### DATA SHOWN
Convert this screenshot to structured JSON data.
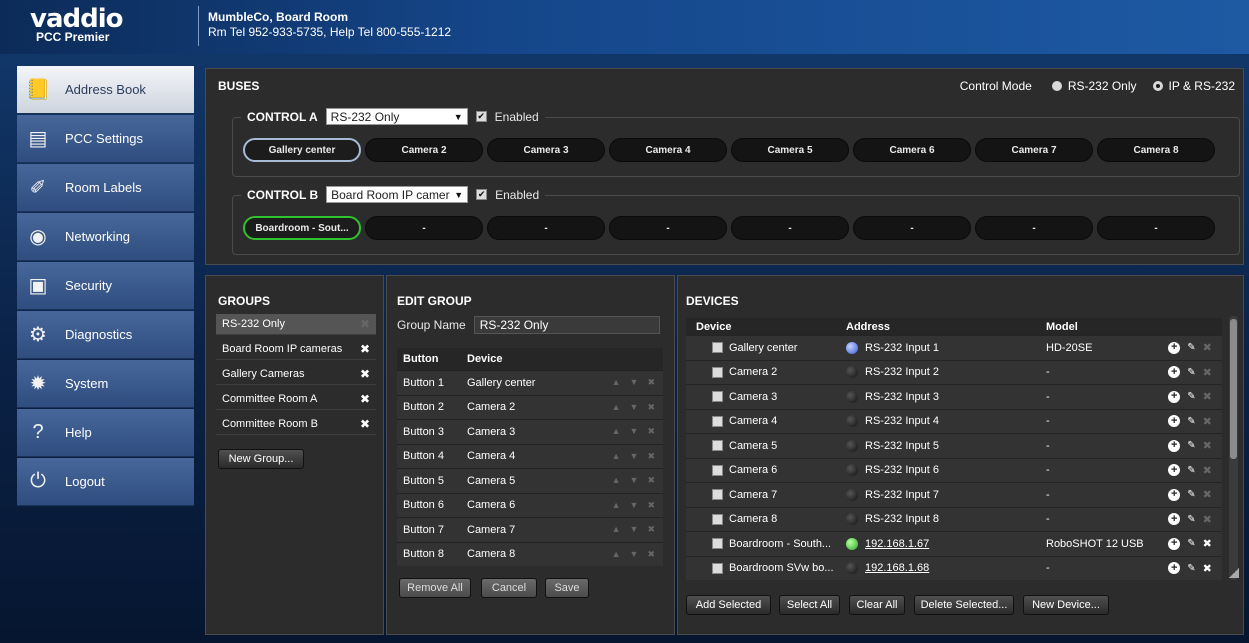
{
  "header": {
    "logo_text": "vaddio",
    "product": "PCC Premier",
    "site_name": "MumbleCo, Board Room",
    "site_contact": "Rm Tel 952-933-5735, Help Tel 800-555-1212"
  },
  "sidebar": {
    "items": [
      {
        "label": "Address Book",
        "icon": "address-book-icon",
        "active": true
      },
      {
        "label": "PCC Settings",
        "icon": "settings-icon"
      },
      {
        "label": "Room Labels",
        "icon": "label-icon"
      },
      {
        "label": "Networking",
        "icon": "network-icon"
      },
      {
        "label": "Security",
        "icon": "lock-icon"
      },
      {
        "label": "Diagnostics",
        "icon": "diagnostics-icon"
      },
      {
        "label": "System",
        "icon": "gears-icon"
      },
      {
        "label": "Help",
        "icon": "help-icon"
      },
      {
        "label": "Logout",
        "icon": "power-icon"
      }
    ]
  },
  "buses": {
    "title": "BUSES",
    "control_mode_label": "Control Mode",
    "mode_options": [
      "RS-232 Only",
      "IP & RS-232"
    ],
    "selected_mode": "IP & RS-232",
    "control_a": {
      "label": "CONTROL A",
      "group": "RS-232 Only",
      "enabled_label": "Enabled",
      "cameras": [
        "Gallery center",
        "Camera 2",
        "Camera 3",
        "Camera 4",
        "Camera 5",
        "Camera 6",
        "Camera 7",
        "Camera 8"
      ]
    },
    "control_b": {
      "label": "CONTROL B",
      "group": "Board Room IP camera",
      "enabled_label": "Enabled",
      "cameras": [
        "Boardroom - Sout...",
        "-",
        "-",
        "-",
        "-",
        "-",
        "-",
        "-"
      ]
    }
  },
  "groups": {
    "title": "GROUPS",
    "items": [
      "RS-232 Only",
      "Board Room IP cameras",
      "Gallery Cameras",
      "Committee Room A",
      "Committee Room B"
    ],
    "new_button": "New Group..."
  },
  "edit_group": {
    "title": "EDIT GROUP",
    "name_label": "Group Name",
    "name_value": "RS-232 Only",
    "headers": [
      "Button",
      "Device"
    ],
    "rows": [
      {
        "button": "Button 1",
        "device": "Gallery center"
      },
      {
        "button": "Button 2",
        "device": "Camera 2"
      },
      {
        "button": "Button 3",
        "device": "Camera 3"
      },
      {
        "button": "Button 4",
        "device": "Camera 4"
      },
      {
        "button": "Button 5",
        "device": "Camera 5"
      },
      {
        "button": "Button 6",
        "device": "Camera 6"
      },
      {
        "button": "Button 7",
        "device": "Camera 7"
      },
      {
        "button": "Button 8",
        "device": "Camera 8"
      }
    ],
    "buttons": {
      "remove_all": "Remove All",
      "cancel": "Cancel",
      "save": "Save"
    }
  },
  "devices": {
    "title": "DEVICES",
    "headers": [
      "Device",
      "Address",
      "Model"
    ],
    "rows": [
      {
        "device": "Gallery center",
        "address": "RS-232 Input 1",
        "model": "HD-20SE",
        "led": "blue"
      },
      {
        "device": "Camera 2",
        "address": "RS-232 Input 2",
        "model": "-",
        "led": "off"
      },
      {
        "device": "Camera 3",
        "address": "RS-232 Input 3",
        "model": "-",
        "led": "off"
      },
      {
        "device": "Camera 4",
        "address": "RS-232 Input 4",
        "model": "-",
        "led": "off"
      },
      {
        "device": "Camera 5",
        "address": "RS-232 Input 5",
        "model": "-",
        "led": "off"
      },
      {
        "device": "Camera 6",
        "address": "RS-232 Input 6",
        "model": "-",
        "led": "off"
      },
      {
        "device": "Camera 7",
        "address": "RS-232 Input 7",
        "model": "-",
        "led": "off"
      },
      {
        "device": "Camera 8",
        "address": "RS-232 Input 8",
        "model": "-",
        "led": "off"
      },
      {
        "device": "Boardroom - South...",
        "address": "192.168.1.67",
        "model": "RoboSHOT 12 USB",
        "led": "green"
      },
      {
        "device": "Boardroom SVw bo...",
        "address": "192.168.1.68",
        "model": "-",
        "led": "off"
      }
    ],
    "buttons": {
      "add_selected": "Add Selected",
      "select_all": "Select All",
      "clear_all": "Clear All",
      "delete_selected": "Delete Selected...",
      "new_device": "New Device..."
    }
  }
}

---

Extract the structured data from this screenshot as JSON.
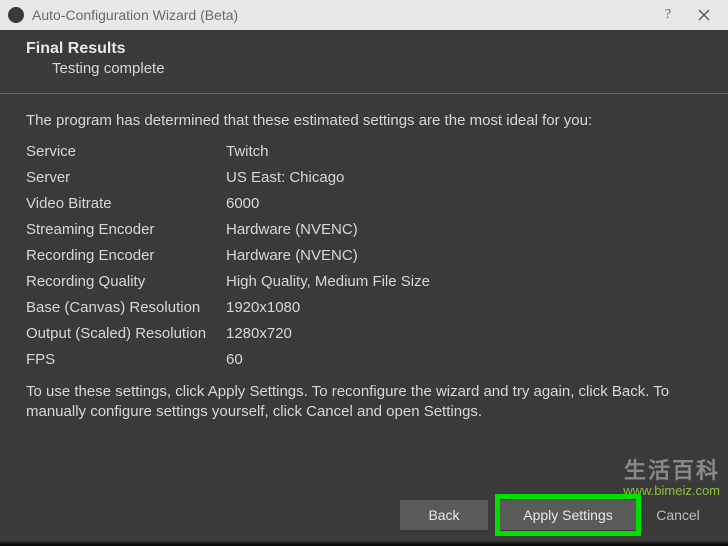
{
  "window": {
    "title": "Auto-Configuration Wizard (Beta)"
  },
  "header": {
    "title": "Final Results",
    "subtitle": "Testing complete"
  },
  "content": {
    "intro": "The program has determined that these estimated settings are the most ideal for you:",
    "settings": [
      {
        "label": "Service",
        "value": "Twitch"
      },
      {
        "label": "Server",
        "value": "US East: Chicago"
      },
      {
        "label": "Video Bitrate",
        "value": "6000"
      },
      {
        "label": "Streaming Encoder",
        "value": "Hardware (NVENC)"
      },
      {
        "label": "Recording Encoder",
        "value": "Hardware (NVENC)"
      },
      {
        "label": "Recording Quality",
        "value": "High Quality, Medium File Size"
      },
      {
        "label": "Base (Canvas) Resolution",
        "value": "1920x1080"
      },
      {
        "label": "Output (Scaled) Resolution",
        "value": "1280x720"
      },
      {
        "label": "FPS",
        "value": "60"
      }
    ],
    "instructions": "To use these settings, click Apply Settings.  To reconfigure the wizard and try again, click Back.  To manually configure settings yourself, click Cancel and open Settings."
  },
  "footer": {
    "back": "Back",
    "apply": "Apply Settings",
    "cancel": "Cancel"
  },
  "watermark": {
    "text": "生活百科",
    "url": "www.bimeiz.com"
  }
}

### WORK TO DO
Scan the data above and copy every line with "center" in it.

### ANSWER TO THE EXERCISE
        "Gallery center",
        "device": "Gallery center"
        "device": "Gallery center",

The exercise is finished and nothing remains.